• [Goal of the exercise]: The required output is the exact sequence of lines from the line holding "Transcribe the text in this document." to the end of the records, inclusive.

• [Recorded data]:
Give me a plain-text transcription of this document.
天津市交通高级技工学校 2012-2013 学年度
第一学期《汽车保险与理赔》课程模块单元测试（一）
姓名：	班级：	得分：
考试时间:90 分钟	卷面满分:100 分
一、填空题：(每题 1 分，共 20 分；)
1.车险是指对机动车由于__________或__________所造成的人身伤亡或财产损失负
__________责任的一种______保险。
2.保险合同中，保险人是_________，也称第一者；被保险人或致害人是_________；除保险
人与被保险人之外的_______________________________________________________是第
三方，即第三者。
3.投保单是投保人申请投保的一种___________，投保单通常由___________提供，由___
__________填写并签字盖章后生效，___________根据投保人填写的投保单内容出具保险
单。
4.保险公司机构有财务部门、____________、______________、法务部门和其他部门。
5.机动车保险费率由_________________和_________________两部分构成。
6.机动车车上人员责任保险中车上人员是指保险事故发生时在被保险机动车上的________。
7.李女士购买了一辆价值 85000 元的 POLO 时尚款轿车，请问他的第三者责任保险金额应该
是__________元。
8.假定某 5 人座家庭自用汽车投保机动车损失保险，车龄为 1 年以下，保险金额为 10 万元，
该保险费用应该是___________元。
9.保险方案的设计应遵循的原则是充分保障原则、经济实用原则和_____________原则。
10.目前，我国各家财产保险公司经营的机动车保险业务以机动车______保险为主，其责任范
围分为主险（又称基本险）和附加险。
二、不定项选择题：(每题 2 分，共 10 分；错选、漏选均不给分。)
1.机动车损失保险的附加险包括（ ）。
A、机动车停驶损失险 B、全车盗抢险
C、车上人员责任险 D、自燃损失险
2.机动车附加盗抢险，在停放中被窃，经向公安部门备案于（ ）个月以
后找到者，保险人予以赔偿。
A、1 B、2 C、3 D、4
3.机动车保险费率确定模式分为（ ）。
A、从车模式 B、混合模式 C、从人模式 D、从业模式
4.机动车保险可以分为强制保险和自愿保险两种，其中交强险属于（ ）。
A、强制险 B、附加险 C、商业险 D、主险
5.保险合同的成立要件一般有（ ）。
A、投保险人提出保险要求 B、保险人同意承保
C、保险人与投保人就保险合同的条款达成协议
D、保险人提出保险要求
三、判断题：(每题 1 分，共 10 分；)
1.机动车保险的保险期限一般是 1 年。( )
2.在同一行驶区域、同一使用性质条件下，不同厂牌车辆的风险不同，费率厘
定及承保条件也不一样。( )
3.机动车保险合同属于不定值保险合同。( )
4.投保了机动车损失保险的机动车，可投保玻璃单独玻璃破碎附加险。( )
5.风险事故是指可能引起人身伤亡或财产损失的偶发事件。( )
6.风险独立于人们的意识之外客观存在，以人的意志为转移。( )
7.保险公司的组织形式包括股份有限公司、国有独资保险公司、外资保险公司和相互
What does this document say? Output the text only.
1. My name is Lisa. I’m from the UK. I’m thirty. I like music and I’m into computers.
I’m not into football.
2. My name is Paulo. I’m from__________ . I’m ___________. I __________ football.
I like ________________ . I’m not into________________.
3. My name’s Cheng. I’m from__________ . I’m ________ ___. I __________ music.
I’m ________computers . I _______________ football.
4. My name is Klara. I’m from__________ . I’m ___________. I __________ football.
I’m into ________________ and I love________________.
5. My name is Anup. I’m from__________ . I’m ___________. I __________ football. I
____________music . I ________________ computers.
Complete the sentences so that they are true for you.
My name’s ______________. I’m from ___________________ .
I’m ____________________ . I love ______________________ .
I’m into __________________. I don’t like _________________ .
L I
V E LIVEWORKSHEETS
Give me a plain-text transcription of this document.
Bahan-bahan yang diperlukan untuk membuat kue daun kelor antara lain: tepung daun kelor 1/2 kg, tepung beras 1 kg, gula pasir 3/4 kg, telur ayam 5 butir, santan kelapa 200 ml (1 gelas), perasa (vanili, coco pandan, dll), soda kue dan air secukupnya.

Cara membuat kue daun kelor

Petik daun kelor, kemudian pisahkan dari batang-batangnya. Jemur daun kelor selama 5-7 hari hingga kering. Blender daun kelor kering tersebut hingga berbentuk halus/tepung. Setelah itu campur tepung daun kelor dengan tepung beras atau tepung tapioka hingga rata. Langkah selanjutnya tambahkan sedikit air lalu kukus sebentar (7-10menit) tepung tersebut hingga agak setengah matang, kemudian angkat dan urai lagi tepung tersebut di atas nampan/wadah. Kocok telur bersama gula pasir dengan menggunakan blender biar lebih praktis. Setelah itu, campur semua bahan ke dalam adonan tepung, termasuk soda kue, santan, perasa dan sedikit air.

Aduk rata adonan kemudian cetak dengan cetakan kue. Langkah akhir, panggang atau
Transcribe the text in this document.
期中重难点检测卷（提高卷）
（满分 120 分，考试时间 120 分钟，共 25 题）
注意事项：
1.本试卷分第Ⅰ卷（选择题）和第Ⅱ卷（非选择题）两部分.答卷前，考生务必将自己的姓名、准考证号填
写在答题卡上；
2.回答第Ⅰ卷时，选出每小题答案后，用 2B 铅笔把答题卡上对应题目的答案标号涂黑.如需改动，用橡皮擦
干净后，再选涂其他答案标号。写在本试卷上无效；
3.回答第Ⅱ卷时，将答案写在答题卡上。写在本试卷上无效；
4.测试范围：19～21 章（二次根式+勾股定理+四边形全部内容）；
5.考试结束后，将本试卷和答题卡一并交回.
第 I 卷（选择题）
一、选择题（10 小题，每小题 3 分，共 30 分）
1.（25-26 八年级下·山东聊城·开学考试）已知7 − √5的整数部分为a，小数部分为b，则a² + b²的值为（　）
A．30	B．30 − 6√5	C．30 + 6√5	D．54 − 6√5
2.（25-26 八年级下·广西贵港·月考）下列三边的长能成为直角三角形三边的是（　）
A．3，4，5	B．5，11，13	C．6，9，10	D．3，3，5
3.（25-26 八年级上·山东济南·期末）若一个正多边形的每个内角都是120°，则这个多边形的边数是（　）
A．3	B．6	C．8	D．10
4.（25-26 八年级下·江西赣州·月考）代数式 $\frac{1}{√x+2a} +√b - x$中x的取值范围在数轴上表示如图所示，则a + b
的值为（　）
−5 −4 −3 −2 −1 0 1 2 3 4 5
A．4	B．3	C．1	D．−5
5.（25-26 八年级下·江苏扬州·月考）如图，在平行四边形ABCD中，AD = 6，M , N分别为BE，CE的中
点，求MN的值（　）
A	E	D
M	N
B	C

• [Answer in full]:
Transcribe the text in this document.
期中重难点检测卷（提高卷）
（满分 120 分，考试时间 120 分钟，共 25 题）
注意事项：
1.本试卷分第Ⅰ卷（选择题）和第Ⅱ卷（非选择题）两部分.答卷前，考生务必将自己的姓名、准考证号填
写在答题卡上；
2.回答第Ⅰ卷时，选出每小题答案后，用 2B 铅笔把答题卡上对应题目的答案标号涂黑.如需改动，用橡皮擦
干净后，再选涂其他答案标号。写在本试卷上无效；
3.回答第Ⅱ卷时，将答案写在答题卡上。写在本试卷上无效；
4.测试范围：19～21 章（二次根式+勾股定理+四边形全部内容）；
5.考试结束后，将本试卷和答题卡一并交回.
第 I 卷（选择题）
一、选择题（10 小题，每小题 3 分，共 30 分）
1.（25-26 八年级下·山东聊城·开学考试）已知7 − √5的整数部分为a，小数部分为b，则a² + b²的值为（　）
A．30	B．30 − 6√5	C．30 + 6√5	D．54 − 6√5
2.（25-26 八年级下·广西贵港·月考）下列三边的长能成为直角三角形三边的是（　）
A．3，4，5	B．5，11，13	C．6，9，10	D．3，3，5
3.（25-26 八年级上·山东济南·期末）若一个正多边形的每个内角都是120°，则这个多边形的边数是（　）
A．3	B．6	C．8	D．10
4.（25-26 八年级下·江西赣州·月考）代数式 $\frac{1}{√x+2a} +√b - x$中x的取值范围在数轴上表示如图所示，则a + b
的值为（　）
−5 −4 −3 −2 −1 0 1 2 3 4 5
A．4	B．3	C．1	D．−5
5.（25-26 八年级下·江苏扬州·月考）如图，在平行四边形ABCD中，AD = 6，M , N分别为BE，CE的中
点，求MN的值（　）
A	E	D
M	N
B	C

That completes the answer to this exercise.